Take from the listing each line that has the string "stoichiometric".

────────────────

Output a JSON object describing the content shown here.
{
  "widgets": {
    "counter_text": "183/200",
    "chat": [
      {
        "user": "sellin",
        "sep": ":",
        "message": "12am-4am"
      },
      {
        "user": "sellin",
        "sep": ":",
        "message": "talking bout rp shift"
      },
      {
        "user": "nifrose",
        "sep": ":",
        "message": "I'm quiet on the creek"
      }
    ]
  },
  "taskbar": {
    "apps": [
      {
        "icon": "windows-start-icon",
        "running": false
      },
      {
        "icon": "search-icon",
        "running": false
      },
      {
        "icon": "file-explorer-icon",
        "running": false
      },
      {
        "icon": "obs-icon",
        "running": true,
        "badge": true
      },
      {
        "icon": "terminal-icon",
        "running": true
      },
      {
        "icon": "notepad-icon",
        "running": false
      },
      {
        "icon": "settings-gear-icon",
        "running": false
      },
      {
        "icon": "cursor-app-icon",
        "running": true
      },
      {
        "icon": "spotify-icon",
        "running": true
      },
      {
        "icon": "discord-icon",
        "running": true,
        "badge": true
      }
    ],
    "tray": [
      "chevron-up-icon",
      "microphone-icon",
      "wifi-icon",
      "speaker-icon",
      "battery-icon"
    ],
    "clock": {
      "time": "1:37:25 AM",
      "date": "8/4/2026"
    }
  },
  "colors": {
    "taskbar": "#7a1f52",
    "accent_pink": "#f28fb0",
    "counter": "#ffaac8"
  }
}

────────────────

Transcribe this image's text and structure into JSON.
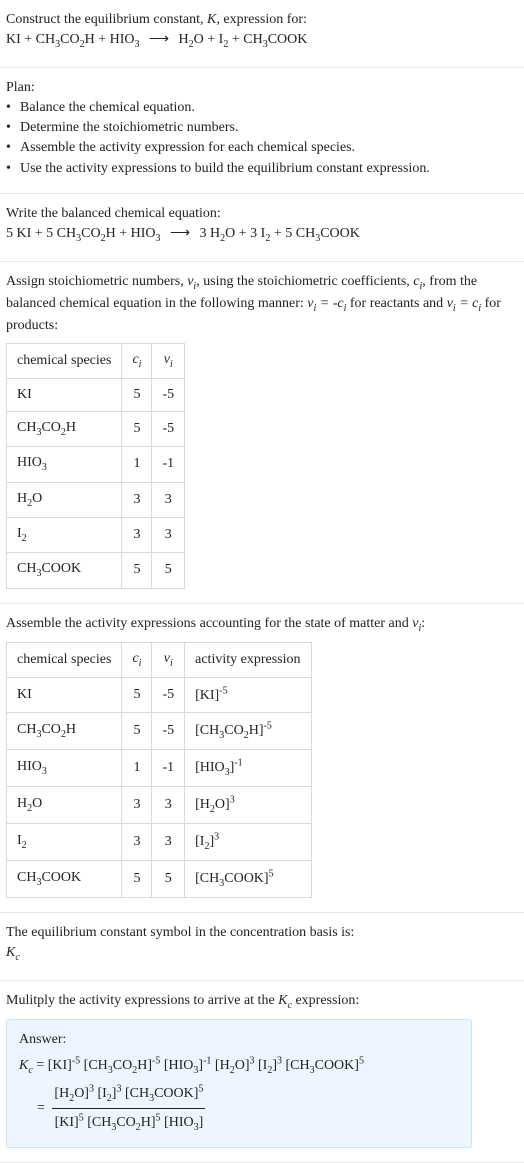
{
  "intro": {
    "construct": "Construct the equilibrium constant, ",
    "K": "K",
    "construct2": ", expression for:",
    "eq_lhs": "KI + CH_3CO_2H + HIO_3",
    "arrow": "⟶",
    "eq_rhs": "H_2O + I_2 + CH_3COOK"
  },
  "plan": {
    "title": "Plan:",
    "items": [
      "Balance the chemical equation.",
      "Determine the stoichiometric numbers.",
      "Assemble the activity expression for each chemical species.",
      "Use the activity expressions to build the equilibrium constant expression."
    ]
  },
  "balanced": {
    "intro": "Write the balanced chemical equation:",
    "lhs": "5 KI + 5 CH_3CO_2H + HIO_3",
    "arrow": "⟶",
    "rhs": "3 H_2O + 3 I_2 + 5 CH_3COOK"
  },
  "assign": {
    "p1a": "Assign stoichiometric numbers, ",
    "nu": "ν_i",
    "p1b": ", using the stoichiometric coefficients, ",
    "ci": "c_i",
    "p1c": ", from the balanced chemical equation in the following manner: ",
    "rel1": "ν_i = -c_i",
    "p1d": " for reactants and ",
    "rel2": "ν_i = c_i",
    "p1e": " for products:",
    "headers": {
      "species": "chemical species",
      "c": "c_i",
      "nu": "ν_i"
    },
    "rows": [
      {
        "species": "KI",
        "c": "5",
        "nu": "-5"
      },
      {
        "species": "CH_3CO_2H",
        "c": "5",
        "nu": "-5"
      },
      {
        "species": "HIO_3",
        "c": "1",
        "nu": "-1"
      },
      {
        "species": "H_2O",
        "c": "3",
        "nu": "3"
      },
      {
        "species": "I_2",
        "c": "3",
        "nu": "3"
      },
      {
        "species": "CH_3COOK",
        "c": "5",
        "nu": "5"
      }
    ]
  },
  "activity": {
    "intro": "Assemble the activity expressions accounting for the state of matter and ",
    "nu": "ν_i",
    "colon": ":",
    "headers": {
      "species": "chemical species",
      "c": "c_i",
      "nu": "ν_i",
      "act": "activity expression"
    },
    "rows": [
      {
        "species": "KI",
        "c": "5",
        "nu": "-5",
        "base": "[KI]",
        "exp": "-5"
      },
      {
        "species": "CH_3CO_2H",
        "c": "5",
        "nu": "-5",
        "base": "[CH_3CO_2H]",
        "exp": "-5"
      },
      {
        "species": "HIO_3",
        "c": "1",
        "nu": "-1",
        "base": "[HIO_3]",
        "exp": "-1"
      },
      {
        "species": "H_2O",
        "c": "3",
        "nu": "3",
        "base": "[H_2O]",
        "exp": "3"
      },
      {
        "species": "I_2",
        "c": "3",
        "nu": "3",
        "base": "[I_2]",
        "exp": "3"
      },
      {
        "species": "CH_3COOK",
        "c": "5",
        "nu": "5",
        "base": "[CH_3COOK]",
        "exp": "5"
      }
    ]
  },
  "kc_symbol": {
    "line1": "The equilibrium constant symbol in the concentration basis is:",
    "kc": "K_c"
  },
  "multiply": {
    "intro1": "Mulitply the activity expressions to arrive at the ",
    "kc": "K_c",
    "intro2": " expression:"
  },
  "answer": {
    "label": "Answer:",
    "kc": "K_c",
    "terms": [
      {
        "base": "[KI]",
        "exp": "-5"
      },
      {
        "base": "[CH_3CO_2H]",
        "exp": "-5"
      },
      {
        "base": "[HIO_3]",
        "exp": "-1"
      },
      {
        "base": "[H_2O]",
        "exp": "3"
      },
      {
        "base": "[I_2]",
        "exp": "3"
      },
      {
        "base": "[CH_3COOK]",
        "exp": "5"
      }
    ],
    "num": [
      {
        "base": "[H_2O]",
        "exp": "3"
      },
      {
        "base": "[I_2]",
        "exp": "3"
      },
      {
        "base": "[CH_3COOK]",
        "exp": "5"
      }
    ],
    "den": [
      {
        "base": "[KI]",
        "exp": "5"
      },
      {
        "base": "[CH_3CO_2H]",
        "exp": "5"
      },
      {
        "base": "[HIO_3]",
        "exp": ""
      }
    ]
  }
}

────────────────

TASK ANSWER =
      "Determine the stoichiometric numbers.",
    "p1a": "Assign stoichiometric numbers, ",
    "p1b": ", using the stoichiometric coefficients, ",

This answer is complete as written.